— Short exercise —
From the material below, list every line containing "marker".
[start Records provided]
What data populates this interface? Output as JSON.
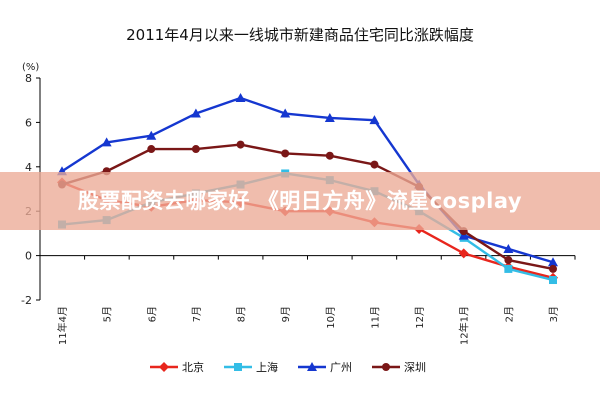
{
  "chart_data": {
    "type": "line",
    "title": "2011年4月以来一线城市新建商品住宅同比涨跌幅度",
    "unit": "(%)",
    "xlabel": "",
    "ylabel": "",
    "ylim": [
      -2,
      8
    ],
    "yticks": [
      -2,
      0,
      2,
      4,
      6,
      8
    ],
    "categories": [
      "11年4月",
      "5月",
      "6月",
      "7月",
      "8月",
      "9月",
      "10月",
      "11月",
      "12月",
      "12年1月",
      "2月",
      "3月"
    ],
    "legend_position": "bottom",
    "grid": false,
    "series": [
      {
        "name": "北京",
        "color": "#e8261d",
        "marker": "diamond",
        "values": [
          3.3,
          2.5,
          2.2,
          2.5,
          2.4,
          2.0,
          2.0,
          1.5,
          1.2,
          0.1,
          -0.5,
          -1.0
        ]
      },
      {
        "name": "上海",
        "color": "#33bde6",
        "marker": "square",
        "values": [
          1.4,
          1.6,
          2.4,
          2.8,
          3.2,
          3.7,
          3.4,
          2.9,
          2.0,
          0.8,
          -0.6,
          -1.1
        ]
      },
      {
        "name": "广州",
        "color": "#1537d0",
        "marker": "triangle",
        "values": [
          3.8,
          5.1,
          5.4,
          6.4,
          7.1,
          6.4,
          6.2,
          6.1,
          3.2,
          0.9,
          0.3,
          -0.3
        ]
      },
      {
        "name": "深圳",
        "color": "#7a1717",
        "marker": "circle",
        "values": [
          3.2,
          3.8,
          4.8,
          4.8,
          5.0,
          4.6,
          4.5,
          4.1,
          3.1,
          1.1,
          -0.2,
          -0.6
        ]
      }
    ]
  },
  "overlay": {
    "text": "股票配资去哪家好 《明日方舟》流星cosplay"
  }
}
[end Records provided]
— The answer —
        "marker": "diamond",
        "marker": "square",
        "marker": "triangle",
        "marker": "circle",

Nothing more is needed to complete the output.